====== DATA FOR THIS EXERCISE

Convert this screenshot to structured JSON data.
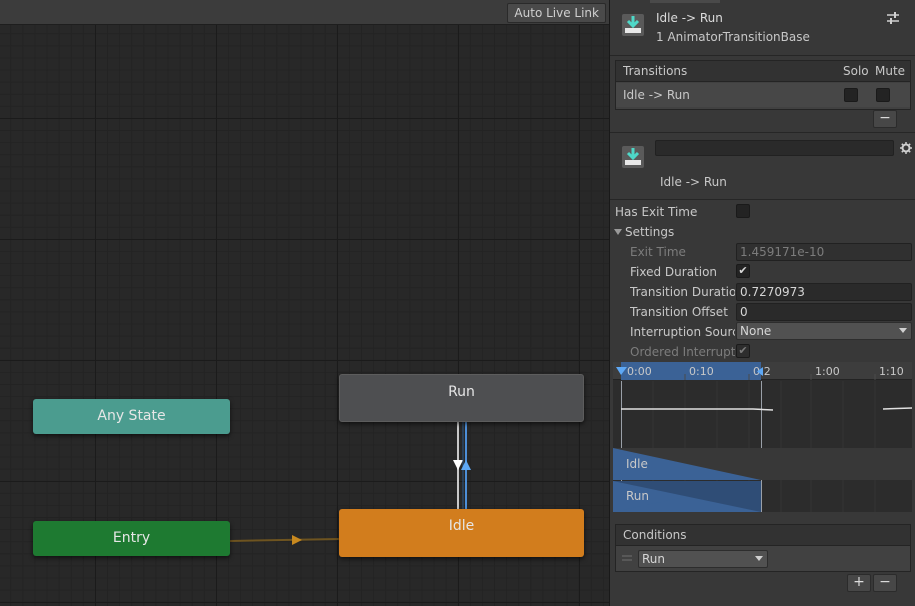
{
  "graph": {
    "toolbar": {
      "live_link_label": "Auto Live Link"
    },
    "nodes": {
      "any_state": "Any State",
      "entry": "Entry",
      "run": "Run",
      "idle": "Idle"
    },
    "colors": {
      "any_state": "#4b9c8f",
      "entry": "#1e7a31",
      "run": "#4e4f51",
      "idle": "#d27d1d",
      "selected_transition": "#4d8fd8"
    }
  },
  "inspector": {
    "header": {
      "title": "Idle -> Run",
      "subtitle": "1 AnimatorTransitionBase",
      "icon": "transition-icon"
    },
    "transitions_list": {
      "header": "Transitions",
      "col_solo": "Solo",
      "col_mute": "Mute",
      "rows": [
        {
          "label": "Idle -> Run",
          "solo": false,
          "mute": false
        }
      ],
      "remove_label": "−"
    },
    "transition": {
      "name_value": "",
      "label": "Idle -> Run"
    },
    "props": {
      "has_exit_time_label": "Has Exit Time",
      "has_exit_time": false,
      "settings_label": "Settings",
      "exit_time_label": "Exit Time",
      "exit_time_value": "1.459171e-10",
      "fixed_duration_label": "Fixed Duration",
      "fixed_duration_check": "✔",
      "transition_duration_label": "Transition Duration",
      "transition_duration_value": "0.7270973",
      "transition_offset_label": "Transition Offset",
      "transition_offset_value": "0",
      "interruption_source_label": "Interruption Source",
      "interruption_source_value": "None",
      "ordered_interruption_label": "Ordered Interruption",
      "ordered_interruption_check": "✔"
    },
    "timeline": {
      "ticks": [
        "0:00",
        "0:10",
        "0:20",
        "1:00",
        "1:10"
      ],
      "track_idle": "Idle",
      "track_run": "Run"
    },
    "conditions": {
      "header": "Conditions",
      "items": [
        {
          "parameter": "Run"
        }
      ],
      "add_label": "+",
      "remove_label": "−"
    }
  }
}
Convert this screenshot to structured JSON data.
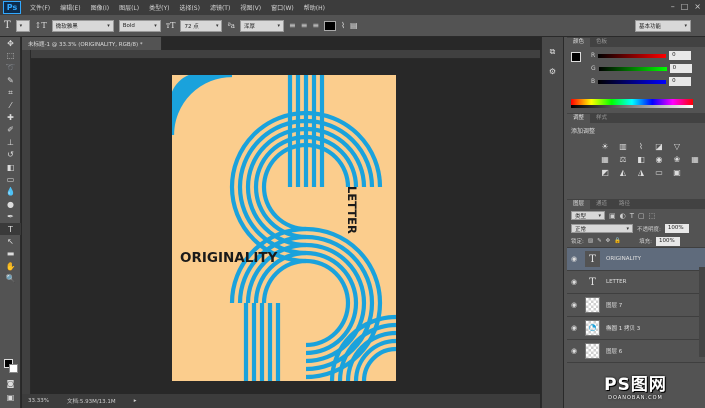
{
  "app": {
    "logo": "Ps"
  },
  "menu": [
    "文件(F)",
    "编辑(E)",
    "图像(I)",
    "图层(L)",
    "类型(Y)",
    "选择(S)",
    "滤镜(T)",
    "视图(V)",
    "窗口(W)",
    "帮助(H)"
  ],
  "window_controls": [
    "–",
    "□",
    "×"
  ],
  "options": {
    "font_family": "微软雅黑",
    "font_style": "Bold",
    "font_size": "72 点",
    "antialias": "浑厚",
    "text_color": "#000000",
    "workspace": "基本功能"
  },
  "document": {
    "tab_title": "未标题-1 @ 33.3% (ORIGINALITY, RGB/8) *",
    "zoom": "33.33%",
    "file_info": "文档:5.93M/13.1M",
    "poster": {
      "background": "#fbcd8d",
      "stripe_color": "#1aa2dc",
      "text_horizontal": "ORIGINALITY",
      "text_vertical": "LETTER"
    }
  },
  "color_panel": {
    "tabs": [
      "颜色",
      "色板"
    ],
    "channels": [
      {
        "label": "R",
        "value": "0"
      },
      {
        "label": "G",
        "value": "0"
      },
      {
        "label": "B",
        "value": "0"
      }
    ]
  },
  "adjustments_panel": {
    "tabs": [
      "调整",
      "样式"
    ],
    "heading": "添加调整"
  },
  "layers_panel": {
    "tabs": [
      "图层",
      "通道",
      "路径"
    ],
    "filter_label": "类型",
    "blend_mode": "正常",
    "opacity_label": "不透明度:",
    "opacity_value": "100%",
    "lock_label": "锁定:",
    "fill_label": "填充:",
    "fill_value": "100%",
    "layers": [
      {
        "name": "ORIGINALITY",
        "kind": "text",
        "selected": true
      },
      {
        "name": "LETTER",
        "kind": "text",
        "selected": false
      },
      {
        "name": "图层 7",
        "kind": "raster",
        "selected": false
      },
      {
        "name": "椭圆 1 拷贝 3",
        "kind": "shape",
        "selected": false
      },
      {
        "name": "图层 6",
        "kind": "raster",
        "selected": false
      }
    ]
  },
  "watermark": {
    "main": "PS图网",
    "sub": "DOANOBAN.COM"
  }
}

============

Restate the data above word for word. Do not include the images.

• [REPLY]:
Convert this screenshot to structured JSON data.
{
  "graph": {
    "toolbar": {
      "live_link_label": "Auto Live Link"
    },
    "nodes": {
      "any_state": "Any State",
      "entry": "Entry",
      "run": "Run",
      "idle": "Idle"
    },
    "colors": {
      "any_state": "#4b9c8f",
      "entry": "#1e7a31",
      "run": "#4e4f51",
      "idle": "#d27d1d",
      "selected_transition": "#4d8fd8"
    }
  },
  "inspector": {
    "header": {
      "title": "Idle -> Run",
      "subtitle": "1 AnimatorTransitionBase",
      "icon": "transition-icon"
    },
    "transitions_list": {
      "header": "Transitions",
      "col_solo": "Solo",
      "col_mute": "Mute",
      "rows": [
        {
          "label": "Idle -> Run",
          "solo": false,
          "mute": false
        }
      ],
      "remove_label": "−"
    },
    "transition": {
      "name_value": "",
      "label": "Idle -> Run"
    },
    "props": {
      "has_exit_time_label": "Has Exit Time",
      "has_exit_time": false,
      "settings_label": "Settings",
      "exit_time_label": "Exit Time",
      "exit_time_value": "1.459171e-10",
      "fixed_duration_label": "Fixed Duration",
      "fixed_duration_check": "✔",
      "transition_duration_label": "Transition Duration",
      "transition_duration_value": "0.7270973",
      "transition_offset_label": "Transition Offset",
      "transition_offset_value": "0",
      "interruption_source_label": "Interruption Source",
      "interruption_source_value": "None",
      "ordered_interruption_label": "Ordered Interruption",
      "ordered_interruption_check": "✔"
    },
    "timeline": {
      "ticks": [
        "0:00",
        "0:10",
        "0:20",
        "1:00",
        "1:10"
      ],
      "track_idle": "Idle",
      "track_run": "Run"
    },
    "conditions": {
      "header": "Conditions",
      "items": [
        {
          "parameter": "Run"
        }
      ],
      "add_label": "+",
      "remove_label": "−"
    }
  }
}
Convert this screenshot to structured JSON data.
{
  "app": {
    "logo": "Ps"
  },
  "menu": [
    "文件(F)",
    "编辑(E)",
    "图像(I)",
    "图层(L)",
    "类型(Y)",
    "选择(S)",
    "滤镜(T)",
    "视图(V)",
    "窗口(W)",
    "帮助(H)"
  ],
  "window_controls": [
    "–",
    "□",
    "×"
  ],
  "options": {
    "font_family": "微软雅黑",
    "font_style": "Bold",
    "font_size": "72 点",
    "antialias": "浑厚",
    "text_color": "#000000",
    "workspace": "基本功能"
  },
  "document": {
    "tab_title": "未标题-1 @ 33.3% (ORIGINALITY, RGB/8) *",
    "zoom": "33.33%",
    "file_info": "文档:5.93M/13.1M",
    "poster": {
      "background": "#fbcd8d",
      "stripe_color": "#1aa2dc",
      "text_horizontal": "ORIGINALITY",
      "text_vertical": "LETTER"
    }
  },
  "color_panel": {
    "tabs": [
      "颜色",
      "色板"
    ],
    "channels": [
      {
        "label": "R",
        "value": "0"
      },
      {
        "label": "G",
        "value": "0"
      },
      {
        "label": "B",
        "value": "0"
      }
    ]
  },
  "adjustments_panel": {
    "tabs": [
      "调整",
      "样式"
    ],
    "heading": "添加调整"
  },
  "layers_panel": {
    "tabs": [
      "图层",
      "通道",
      "路径"
    ],
    "filter_label": "类型",
    "blend_mode": "正常",
    "opacity_label": "不透明度:",
    "opacity_value": "100%",
    "lock_label": "锁定:",
    "fill_label": "填充:",
    "fill_value": "100%",
    "layers": [
      {
        "name": "ORIGINALITY",
        "kind": "text",
        "selected": true
      },
      {
        "name": "LETTER",
        "kind": "text",
        "selected": false
      },
      {
        "name": "图层 7",
        "kind": "raster",
        "selected": false
      },
      {
        "name": "椭圆 1 拷贝 3",
        "kind": "shape",
        "selected": false
      },
      {
        "name": "图层 6",
        "kind": "raster",
        "selected": false
      }
    ]
  },
  "watermark": {
    "main": "PS图网",
    "sub": "DOANOBAN.COM"
  }
}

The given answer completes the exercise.